▸ **Request**:
Give every line again exactly as it appears, please, but not the pictures.

▸ **Data lines**:
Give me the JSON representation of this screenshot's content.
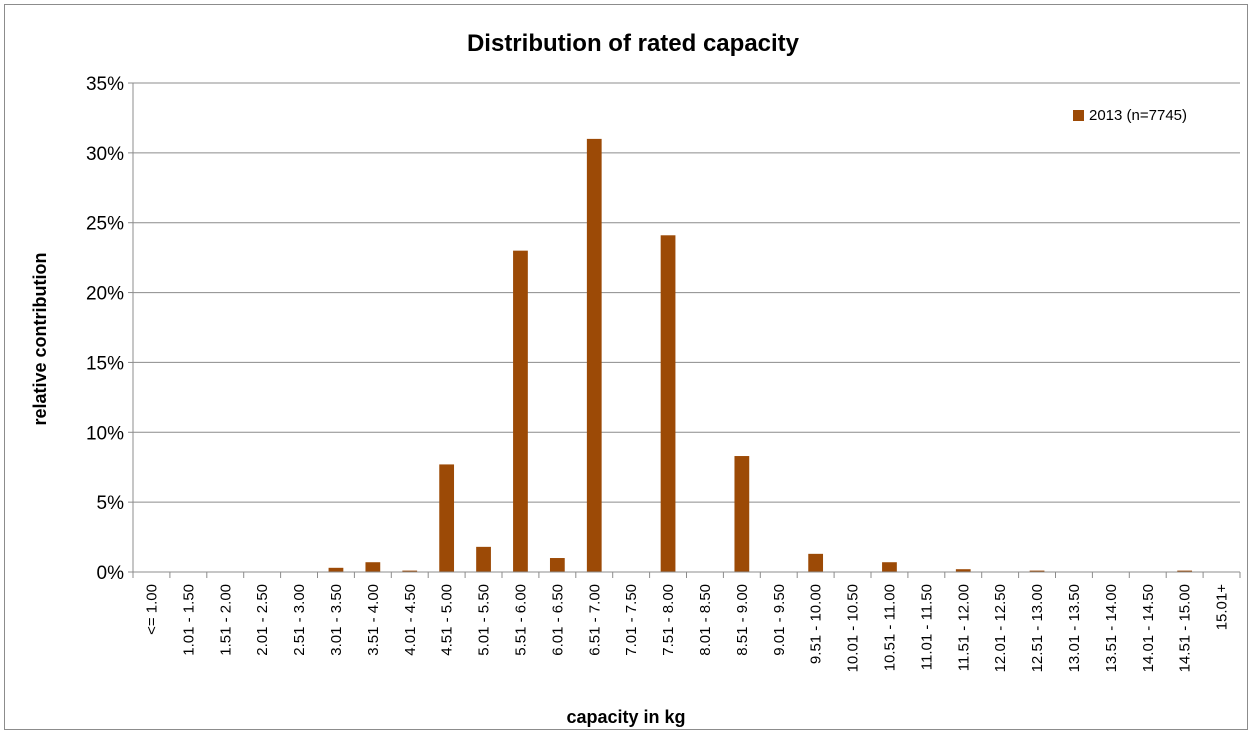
{
  "chart_data": {
    "type": "bar",
    "title": "Distribution of rated capacity",
    "xlabel": "capacity  in kg",
    "ylabel": "relative contribution",
    "ylim": [
      0,
      0.35
    ],
    "yticks": [
      "0%",
      "5%",
      "10%",
      "15%",
      "20%",
      "25%",
      "30%",
      "35%"
    ],
    "grid": true,
    "legend_position": "top-right",
    "categories": [
      "<= 1.00",
      "1.01 - 1.50",
      "1.51 - 2.00",
      "2.01 - 2.50",
      "2.51 - 3.00",
      "3.01 - 3.50",
      "3.51 - 4.00",
      "4.01 - 4.50",
      "4.51 - 5.00",
      "5.01 - 5.50",
      "5.51 - 6.00",
      "6.01 - 6.50",
      "6.51 - 7.00",
      "7.01 - 7.50",
      "7.51 - 8.00",
      "8.01 - 8.50",
      "8.51 - 9.00",
      "9.01 - 9.50",
      "9.51 - 10.00",
      "10.01 - 10.50",
      "10.51 - 11.00",
      "11.01 - 11.50",
      "11.51 - 12.00",
      "12.01 - 12.50",
      "12.51 - 13.00",
      "13.01 - 13.50",
      "13.51 - 14.00",
      "14.01 - 14.50",
      "14.51 - 15.00",
      "15.01+"
    ],
    "series": [
      {
        "name": "2013 (n=7745)",
        "color": "#9C4A06",
        "values": [
          0,
          0,
          0,
          0,
          0,
          0.003,
          0.007,
          0.001,
          0.077,
          0.018,
          0.23,
          0.01,
          0.31,
          0,
          0.241,
          0,
          0.083,
          0,
          0.013,
          0,
          0.007,
          0,
          0.002,
          0,
          0.001,
          0,
          0,
          0,
          0.001,
          0
        ]
      }
    ]
  }
}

▸ **Answer in full**:
Give me the JSON representation of this screenshot's content.
{
  "chart_data": {
    "type": "bar",
    "title": "Distribution of rated capacity",
    "xlabel": "capacity  in kg",
    "ylabel": "relative contribution",
    "ylim": [
      0,
      0.35
    ],
    "yticks": [
      "0%",
      "5%",
      "10%",
      "15%",
      "20%",
      "25%",
      "30%",
      "35%"
    ],
    "grid": true,
    "legend_position": "top-right",
    "categories": [
      "<= 1.00",
      "1.01 - 1.50",
      "1.51 - 2.00",
      "2.01 - 2.50",
      "2.51 - 3.00",
      "3.01 - 3.50",
      "3.51 - 4.00",
      "4.01 - 4.50",
      "4.51 - 5.00",
      "5.01 - 5.50",
      "5.51 - 6.00",
      "6.01 - 6.50",
      "6.51 - 7.00",
      "7.01 - 7.50",
      "7.51 - 8.00",
      "8.01 - 8.50",
      "8.51 - 9.00",
      "9.01 - 9.50",
      "9.51 - 10.00",
      "10.01 - 10.50",
      "10.51 - 11.00",
      "11.01 - 11.50",
      "11.51 - 12.00",
      "12.01 - 12.50",
      "12.51 - 13.00",
      "13.01 - 13.50",
      "13.51 - 14.00",
      "14.01 - 14.50",
      "14.51 - 15.00",
      "15.01+"
    ],
    "series": [
      {
        "name": "2013 (n=7745)",
        "color": "#9C4A06",
        "values": [
          0,
          0,
          0,
          0,
          0,
          0.003,
          0.007,
          0.001,
          0.077,
          0.018,
          0.23,
          0.01,
          0.31,
          0,
          0.241,
          0,
          0.083,
          0,
          0.013,
          0,
          0.007,
          0,
          0.002,
          0,
          0.001,
          0,
          0,
          0,
          0.001,
          0
        ]
      }
    ]
  }
}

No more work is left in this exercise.